_SOAL LATIHAN 1_. Ubah baris-baris daftar dari baris yang memuat "hot-badge: HOT: [94, 317, 118, 328]" sampai baris yang memuat "keyword-label: 关键词: [334, 107, 358, 116]" dengan mengganti "sidebar-item" menjadi "side-menu-item", dan biarkan bagian lain tetap sama. Tuliskan hanya baris-baris tersebut.

_TEKS BACAAN_.
________________
Jalaluddin Rumi.

Jalaluddin Rumi.

Nama Asli Rumi adalah Muhammad Jalaluddin. Tetapi kemudian, ia terkenal dengan sebutan Maulana al-Rumi atau Rumi saja. Ia dilahirkan pada tanggal 6 Robiul Awwal 604 H (30 September 1207 M) di Balkh, yang pada saat itu masuk dalam wilayah kerajaan Khawarizm, Persia Utara.
Rumi Lahir dari benih unggul. Dari pihak ayah, ia mempunyai garis keturunan Abu Bakar al-Shiddiq, sedangkan dari pihak ibu, ada hubungan darah dengan Ali ibn Abi Thalib. Ia juga termasuk keluarga kerajaan, karena kakeknya, Jalaluddin Huseyn al-Katibi, menikah dengan putri raja 'Ala al-Din Muhammad Khawarizm Syah. Dari perkawinan ini, lahirlah ayah Rumi yang bernama Muhammad, yang selanjutnya ia bergelar Baha' al-Din Walad, tokoh ulama dan guru besar di negerinya di masa itu yang juga bergelar Sultanu al-Ulama'.Pada masa kanak-kanak, Rumi dididik sendiri oleh ayahnya yang merupakan ulama’ besar saat itu. Setelah itu oleh ayahnya,
Rumi dipercayakan pada salah satu muridnya, Sayid Burhanuddin, selama empat sampai lima tahun, sebelum hijrah dari Balkh. Pengembaraannya yang cukup panjang ke beberapa kota dan negeri tetangga, dengan ayah dan keluarganya, memberi kesan yang mendalam tentang gejolak sejarah dan romantika kehidupan manusia. Sedangkan perjumpaannya dengan beberapa tokoh besar seperti Fariduddin al-Attar, Sihabuddin al-Suhrawardi dan juga Muhammad ibn Ali ibn Malik Daad, yang lebih dikenal dengan Syamsuddin alTabrizi atau Syam Tabriz, telah membangkitkan antusiasme yang cukup besar untuk menjadi manusia terhormat.
Hal yang demikian membuat Fariduddin al-Attar dengan penuh optimisme meramalkan: "Hari akan datang, di mana anak ini akan menyalakan api antusiasme ketuhanan ke seluruh dunia".Ketika ayahnya meninggal tahun 1230 M, Rumi diangkat sebagai ganti ayahnya untuk mengajar di Madrasa-i-uba'iyyat (Khudavandgar), dan sebagai penasihat para sarjana dan mahasiswa. Selain itu, ia juga berubah profesi sebagai penyiar agama.
Dari ayahnya itulah Rumi memperoleh berbagai ilmu pengetahuan jamannya, terutama ilmu kalam yang cukup mempengaruhi pola pemikiran teologinya, disamping ketekunan belajarnya di berbagai tempat dan kota serta dengan beberapa tokoh besar lainnya.

Jalaluddin Rumi dan Karya-Karyanya.
________________
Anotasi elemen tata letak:
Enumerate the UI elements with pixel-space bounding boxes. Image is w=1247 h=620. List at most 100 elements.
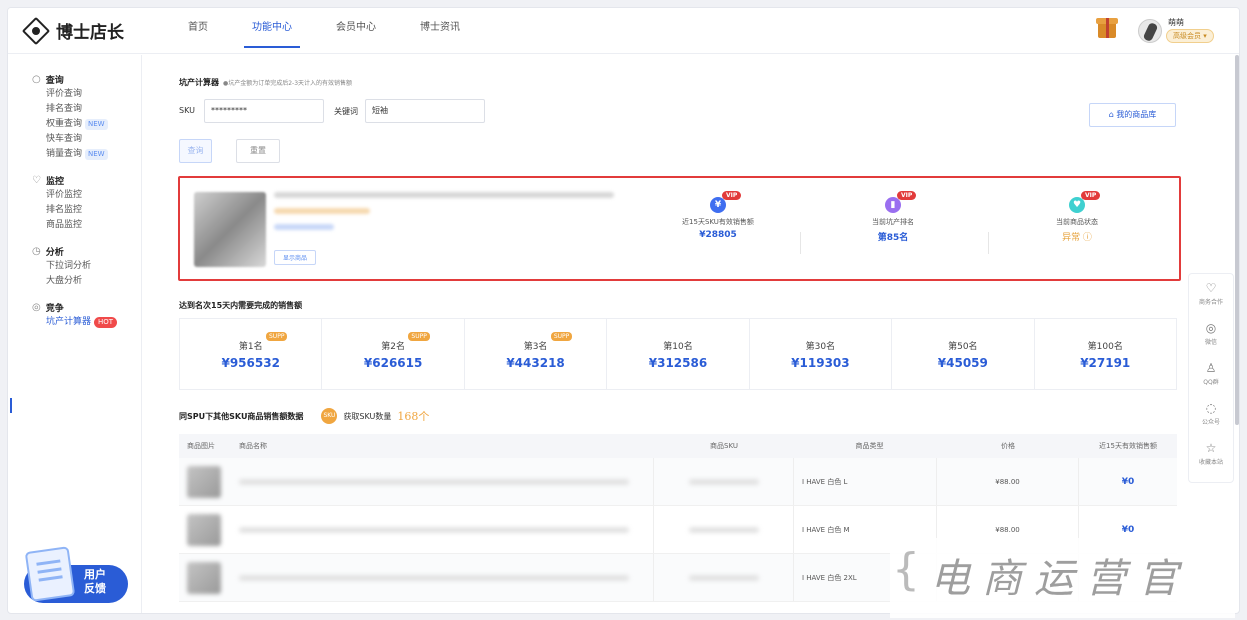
hot-badge: HOT: [94, 317, 118, 328]
top-bar: 博士店长 首页 功能中心 会员中心 博士资讯 萌萌 高级会员 ▾: [8, 8, 1239, 54]
sidebar-item-market-analysis[interactable]: 大盘分析: [32, 274, 141, 289]
sidebar-item-rank-monitor[interactable]: 排名监控: [32, 203, 141, 218]
keyword-label: 关键词: [334, 107, 358, 116]
column-header: 商品图片: [187, 442, 215, 450]
feedback-line2: 反馈: [84, 582, 106, 595]
reset-button[interactable]: 重置: [236, 139, 280, 163]
stat-label: 当前坑产排名: [872, 218, 914, 226]
sidebar-item-dropdown-analysis[interactable]: 下拉词分析: [32, 259, 141, 274]
sidebar-item-pit-calculator[interactable]: 坑产计算器 HOT: [32, 315, 141, 330]
sidebar-section-monitor: ♡ 监控 评价监控 排名监控 商品监控: [32, 172, 141, 233]
sku-count-label: 获取SKU数量: [343, 411, 392, 421]
product-thumbnail: [187, 513, 221, 546]
product-result-card: 显示商品 ¥ VIP 近15天SKU有效销售额 ¥28805 ▮ VIP 当前坑产排…: [178, 176, 1181, 281]
ranking-grid: SUPP 第1名 ¥956532 SUPP 第2名 ¥626615 SUPP 第3名 ¥44…: [179, 318, 1177, 390]
sidebar-item-rank-query[interactable]: 排名查询: [32, 102, 141, 117]
sku-count-value: 168个: [397, 410, 430, 423]
handshake-icon: ♡: [1205, 281, 1217, 295]
logo[interactable]: 博士店长: [21, 16, 124, 45]
keyword-input[interactable]: 短袖: [365, 99, 485, 123]
clock-icon: ◷: [32, 245, 41, 257]
table-row[interactable]: I HAVE 白色 L ¥88.00 ¥0: [179, 458, 1177, 506]
target-icon: ◎: [32, 301, 41, 313]
sidebar-item-weight-query[interactable]: 权重查询 NEW: [32, 117, 141, 132]
rank-cell: 第10名 ¥312586: [607, 319, 750, 389]
monitor-icon: ♡: [32, 174, 41, 186]
float-item-qq[interactable]: ♙ QQ群: [1189, 354, 1233, 394]
product-sales: ¥0: [1121, 476, 1135, 487]
product-thumbnail: [187, 465, 221, 498]
product-sku-blur: [688, 526, 759, 533]
logo-text: 博士店长: [56, 23, 124, 43]
sidebar-item-express-query[interactable]: 快车查询: [32, 132, 141, 147]
product-price-blur: [274, 208, 370, 214]
vip-badge: VIP: [897, 191, 917, 200]
document-icon: [24, 546, 76, 602]
sku-input[interactable]: *********: [204, 99, 324, 123]
avatar[interactable]: [1138, 19, 1162, 43]
sidebar-item-sales-query[interactable]: 销量查询 NEW: [32, 147, 141, 162]
float-item-official-account[interactable]: ◌ 公众号: [1189, 394, 1233, 434]
member-badge[interactable]: 高级会员 ▾: [1166, 29, 1214, 43]
stat-rank: ▮ VIP 当前坑产排名 第85名: [828, 191, 958, 243]
rank-cell: 第100名 ¥27191: [1080, 342, 1131, 370]
product-name-blur: [239, 478, 629, 485]
float-item-business[interactable]: ♡ 商务合作: [1189, 274, 1233, 314]
user-name: 萌萌: [1168, 18, 1184, 27]
my-library-button[interactable]: ⌂ 我的商品库: [1089, 103, 1176, 127]
heart-icon: ♥ VIP: [1069, 191, 1101, 213]
product-price: ¥88.00: [937, 458, 1079, 505]
stat-value[interactable]: 异常 ⓘ: [1012, 230, 1142, 243]
column-header: 价格: [1001, 442, 1015, 450]
wechat-icon: ◎: [1205, 321, 1217, 335]
float-item-bookmark[interactable]: ☆ 收藏本站: [1189, 434, 1233, 474]
float-item-wechat[interactable]: ◎ 微信: [1189, 314, 1233, 354]
nav-function-center[interactable]: 功能中心: [230, 8, 314, 54]
rank-icon: ▮ VIP: [885, 191, 917, 213]
feedback-button[interactable]: 用户 反馈: [24, 546, 128, 603]
supp-badge: SUPP: [408, 332, 430, 341]
chat-icon: ◌: [1205, 401, 1217, 415]
stat-value: 第85名: [877, 233, 909, 243]
column-header: 商品类型: [855, 442, 884, 450]
column-header: 商品名称: [239, 442, 267, 450]
star-icon: ☆: [1205, 441, 1217, 455]
rank-cell: SUPP 第1名 ¥956532: [180, 319, 323, 389]
float-label: 微信: [1204, 339, 1217, 346]
watermark: { 电商运营官: [890, 538, 1235, 618]
calculator-title: 坑产计算器 ●坑产金额为订单完成后2-3天计入的有效销售额: [179, 78, 353, 87]
product-sku-blur: [688, 478, 759, 485]
nav-member-center[interactable]: 会员中心: [314, 8, 398, 54]
sidebar-item-review-query[interactable]: 评价查询: [32, 87, 141, 102]
product-title-blur: [274, 192, 614, 198]
stat-sales: ¥ VIP 近15天SKU有效销售额 ¥28805: [653, 191, 783, 240]
product-image: [194, 192, 266, 267]
spu-header: 同SPU下其他SKU商品销售额数据 SKU 获取SKU数量 168个: [179, 408, 429, 424]
nav-home[interactable]: 首页: [166, 8, 230, 54]
sidebar-item-product-monitor[interactable]: 商品监控: [32, 218, 141, 233]
table-header: 商品图片 商品名称 商品SKU 商品类型 价格 近15天有效销售额: [179, 434, 1177, 458]
new-badge: NEW: [85, 119, 108, 130]
sidebar-section-query: ○ 查询 评价查询 排名查询 权重查询 NEW 快车查询 销量查询 NEW: [32, 71, 141, 162]
stat-label: 当前商品状态: [1056, 218, 1098, 226]
sidebar-item-review-monitor[interactable]: 评价监控: [32, 188, 141, 203]
vip-badge: VIP: [1081, 191, 1101, 200]
nav-news[interactable]: 博士资讯: [398, 8, 482, 54]
product-sku-blur: [688, 574, 759, 581]
product-name-blur: [239, 526, 629, 533]
rank-cell: SUPP 第2名 ¥626615: [322, 319, 465, 389]
app-window: 博士店长 首页 功能中心 会员中心 博士资讯 萌萌 高级会员 ▾ ○ 查询 评价查…: [7, 7, 1240, 614]
float-label: 收藏本站: [1198, 459, 1223, 466]
divider: [800, 232, 801, 254]
new-badge: NEW: [85, 149, 108, 160]
section-title: 竞争: [45, 303, 64, 314]
scrollbar[interactable]: [1235, 55, 1239, 425]
search-icon: ○: [32, 73, 41, 85]
query-button[interactable]: 查询: [179, 139, 212, 163]
sku-icon: SKU: [321, 408, 338, 424]
feedback-line1: 用户: [84, 568, 106, 581]
show-product-button[interactable]: 显示商品: [274, 250, 317, 265]
sidebar-section-analysis: ◷ 分析 下拉词分析 大盘分析: [32, 243, 141, 289]
gift-icon[interactable]: [1096, 18, 1118, 38]
ranking-title: 达到名次15天内需要完成的销售额: [179, 301, 303, 310]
________________
_SOAL LATIHAN 2_. Tentukan apakah setiap pernyataan berikut sesuai dengan teks tentang Jalaluddin Rumi. Jawab ya atau tidak, lalu kutip kata-kata dari teks yang menjadi dasar jawaban. (a) Rumi dilahirkan di Balkh. (b) Ayah Rumi meninggal pada tahun 1207 M. (c) Rumi dipercayakan kepada Sayid Burhanuddin selama sepuluh tahun.

_PEMBAHASAN JAWABAN 1_.
hot-badge: HOT: [94, 317, 118, 328]
top-bar: 博士店长 首页 功能中心 会员中心 博士资讯 萌萌 高级会员 ▾: [8, 8, 1239, 54]
side-menu-item-market-analysis[interactable]: 大盘分析: [32, 274, 141, 289]
side-menu-item-rank-monitor[interactable]: 排名监控: [32, 203, 141, 218]
keyword-label: 关键词: [334, 107, 358, 116]

_PEMBAHASAN JAWABAN 2_.
(a) Ya. "Ia dilahirkan pada tanggal 6 Robiul Awwal 604 H (30 September 1207 M) di Balkh"
(b) Tidak. "Ketika ayahnya meninggal tahun 1230 M"
(c) Tidak. "Rumi dipercayakan pada salah satu muridnya, Sayid Burhanuddin, selama empat sampai lima tahun"